#### Task prompt:
Could you repeat the data word for word, from its very first line through the line containing "crown-arrows-icon bbox=[591, 144, 633, 186]", with both of those lines included?

_ _ _ _ _ _ _

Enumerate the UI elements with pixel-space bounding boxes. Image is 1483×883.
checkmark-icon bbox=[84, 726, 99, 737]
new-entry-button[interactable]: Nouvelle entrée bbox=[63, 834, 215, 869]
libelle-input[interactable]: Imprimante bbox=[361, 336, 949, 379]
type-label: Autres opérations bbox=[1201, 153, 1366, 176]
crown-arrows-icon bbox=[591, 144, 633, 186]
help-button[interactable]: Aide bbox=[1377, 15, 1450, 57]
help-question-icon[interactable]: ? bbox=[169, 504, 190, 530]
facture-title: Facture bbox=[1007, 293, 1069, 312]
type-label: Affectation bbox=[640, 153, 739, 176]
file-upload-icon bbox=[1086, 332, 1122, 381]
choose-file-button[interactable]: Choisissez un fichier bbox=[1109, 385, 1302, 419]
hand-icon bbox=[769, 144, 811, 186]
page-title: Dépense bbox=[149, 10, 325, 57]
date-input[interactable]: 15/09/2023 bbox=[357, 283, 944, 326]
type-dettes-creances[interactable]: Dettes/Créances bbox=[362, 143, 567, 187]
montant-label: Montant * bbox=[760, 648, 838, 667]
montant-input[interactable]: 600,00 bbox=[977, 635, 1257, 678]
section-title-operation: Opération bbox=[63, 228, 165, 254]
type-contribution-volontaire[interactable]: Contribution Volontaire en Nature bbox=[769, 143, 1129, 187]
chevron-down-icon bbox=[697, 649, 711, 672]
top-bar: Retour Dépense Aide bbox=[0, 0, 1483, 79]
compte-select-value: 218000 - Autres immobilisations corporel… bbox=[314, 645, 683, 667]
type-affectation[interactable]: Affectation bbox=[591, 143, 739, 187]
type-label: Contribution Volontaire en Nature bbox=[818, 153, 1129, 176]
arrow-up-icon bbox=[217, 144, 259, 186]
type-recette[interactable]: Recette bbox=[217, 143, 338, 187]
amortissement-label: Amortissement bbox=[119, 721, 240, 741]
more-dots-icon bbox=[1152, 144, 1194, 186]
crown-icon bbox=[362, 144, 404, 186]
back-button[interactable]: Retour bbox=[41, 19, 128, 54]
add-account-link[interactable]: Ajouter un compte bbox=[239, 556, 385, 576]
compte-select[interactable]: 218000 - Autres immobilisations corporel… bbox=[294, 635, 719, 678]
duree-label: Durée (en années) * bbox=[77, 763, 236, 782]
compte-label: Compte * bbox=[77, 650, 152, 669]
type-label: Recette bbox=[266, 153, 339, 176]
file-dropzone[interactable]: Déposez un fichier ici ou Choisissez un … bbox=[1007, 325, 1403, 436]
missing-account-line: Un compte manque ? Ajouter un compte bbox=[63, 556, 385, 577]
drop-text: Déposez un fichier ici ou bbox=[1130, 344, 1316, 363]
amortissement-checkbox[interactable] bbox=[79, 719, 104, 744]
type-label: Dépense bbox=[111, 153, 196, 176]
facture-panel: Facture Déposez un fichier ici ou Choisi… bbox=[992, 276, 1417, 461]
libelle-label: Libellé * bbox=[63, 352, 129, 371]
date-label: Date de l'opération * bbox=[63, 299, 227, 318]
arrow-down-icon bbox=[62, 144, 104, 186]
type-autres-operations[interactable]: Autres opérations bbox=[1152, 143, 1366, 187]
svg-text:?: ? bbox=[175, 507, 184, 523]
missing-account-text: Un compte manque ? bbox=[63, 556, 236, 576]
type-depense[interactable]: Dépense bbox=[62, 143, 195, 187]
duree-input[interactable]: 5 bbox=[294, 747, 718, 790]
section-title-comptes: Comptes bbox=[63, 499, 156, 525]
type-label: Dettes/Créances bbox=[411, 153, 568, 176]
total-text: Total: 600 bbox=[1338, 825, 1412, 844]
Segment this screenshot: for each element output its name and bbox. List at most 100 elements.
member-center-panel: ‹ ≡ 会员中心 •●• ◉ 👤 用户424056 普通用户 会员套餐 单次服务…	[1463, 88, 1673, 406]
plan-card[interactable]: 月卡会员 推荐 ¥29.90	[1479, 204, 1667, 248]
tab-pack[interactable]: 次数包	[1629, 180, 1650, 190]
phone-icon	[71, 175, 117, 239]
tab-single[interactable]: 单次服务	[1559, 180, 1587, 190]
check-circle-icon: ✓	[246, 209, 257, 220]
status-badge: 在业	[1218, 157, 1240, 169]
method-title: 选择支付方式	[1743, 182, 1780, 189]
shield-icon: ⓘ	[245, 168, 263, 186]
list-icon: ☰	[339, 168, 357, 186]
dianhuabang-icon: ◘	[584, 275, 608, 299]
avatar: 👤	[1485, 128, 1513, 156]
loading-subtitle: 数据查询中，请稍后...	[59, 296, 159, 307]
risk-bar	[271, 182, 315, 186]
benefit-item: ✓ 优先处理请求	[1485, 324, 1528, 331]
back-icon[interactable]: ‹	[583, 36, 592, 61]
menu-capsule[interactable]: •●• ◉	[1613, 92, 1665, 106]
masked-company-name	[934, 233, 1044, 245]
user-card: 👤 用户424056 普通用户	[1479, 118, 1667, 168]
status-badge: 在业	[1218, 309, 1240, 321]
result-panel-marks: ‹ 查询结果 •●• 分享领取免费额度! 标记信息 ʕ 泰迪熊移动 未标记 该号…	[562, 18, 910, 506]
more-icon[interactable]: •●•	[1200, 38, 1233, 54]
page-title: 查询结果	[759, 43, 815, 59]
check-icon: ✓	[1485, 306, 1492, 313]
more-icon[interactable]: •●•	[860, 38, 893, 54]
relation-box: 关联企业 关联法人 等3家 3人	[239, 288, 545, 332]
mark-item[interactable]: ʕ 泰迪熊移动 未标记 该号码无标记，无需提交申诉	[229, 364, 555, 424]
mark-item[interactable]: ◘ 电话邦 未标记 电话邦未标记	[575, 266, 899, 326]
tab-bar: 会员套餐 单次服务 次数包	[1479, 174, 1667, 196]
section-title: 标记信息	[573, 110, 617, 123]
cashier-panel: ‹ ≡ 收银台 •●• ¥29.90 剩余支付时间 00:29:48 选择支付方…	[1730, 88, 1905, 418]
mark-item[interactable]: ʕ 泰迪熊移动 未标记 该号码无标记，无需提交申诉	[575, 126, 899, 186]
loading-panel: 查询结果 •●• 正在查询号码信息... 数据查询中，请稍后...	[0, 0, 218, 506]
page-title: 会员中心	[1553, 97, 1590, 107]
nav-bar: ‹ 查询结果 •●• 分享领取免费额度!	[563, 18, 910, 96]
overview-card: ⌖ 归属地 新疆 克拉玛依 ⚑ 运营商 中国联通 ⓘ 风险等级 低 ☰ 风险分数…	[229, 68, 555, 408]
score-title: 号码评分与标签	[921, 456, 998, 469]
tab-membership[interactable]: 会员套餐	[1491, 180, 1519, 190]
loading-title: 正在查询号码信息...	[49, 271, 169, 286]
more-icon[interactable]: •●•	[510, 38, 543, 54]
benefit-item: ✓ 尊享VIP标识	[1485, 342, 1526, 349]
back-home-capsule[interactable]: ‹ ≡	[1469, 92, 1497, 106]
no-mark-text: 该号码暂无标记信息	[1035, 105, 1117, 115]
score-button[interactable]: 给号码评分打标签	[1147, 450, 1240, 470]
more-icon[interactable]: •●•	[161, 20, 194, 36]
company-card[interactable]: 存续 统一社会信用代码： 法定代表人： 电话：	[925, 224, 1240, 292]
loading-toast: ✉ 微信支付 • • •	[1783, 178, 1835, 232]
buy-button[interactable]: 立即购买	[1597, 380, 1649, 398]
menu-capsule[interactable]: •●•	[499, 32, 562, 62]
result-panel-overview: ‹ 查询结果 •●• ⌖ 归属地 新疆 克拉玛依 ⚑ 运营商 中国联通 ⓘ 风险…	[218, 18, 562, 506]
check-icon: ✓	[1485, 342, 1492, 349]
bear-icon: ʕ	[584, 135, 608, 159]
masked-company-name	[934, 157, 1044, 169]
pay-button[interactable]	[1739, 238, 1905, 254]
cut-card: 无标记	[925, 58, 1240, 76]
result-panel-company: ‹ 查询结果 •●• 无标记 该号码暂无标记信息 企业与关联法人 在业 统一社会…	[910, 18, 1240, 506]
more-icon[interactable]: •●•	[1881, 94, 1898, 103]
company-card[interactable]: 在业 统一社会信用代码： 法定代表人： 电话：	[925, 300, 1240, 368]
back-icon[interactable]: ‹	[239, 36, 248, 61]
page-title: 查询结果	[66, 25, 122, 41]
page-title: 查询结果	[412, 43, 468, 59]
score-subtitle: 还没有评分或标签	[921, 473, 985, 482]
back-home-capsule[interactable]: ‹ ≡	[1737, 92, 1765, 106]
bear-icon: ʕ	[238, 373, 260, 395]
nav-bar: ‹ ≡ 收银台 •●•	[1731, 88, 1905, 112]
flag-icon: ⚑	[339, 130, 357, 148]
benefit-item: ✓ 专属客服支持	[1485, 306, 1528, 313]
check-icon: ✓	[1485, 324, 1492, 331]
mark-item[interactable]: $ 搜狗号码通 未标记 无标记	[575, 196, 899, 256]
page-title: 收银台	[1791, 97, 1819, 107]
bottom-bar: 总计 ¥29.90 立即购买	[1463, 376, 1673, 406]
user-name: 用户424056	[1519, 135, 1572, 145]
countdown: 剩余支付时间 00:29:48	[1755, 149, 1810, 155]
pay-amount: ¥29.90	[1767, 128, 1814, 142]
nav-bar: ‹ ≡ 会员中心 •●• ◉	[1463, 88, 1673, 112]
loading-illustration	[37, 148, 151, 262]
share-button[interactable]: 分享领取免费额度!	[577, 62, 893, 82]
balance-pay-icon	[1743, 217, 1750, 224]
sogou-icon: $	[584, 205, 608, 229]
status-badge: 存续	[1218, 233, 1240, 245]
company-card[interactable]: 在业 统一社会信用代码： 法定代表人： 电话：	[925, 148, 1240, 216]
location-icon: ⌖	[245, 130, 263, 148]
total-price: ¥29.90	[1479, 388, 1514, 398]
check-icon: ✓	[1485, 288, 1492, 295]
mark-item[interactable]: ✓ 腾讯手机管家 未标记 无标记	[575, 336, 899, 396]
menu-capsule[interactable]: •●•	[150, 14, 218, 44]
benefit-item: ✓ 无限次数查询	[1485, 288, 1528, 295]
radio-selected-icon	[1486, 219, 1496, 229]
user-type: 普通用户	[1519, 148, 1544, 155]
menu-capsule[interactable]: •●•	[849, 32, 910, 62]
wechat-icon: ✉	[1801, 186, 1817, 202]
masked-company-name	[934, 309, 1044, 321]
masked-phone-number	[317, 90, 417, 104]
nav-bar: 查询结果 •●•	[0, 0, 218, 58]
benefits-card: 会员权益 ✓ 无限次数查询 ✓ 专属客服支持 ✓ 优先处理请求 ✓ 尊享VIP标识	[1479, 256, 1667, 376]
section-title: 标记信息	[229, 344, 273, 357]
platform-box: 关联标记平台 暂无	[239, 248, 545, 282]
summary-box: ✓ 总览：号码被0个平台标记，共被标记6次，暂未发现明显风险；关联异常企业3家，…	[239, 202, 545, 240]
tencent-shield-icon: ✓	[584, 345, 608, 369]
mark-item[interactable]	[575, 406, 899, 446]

_ _ _ _ _ _ _

#### Complete response:
Enumerate the UI elements with pixel-space bounding boxes. Image is 1483×883.
checkmark-icon bbox=[84, 726, 99, 737]
new-entry-button[interactable]: Nouvelle entrée bbox=[63, 834, 215, 869]
libelle-input[interactable]: Imprimante bbox=[361, 336, 949, 379]
type-label: Autres opérations bbox=[1201, 153, 1366, 176]
crown-arrows-icon bbox=[591, 144, 633, 186]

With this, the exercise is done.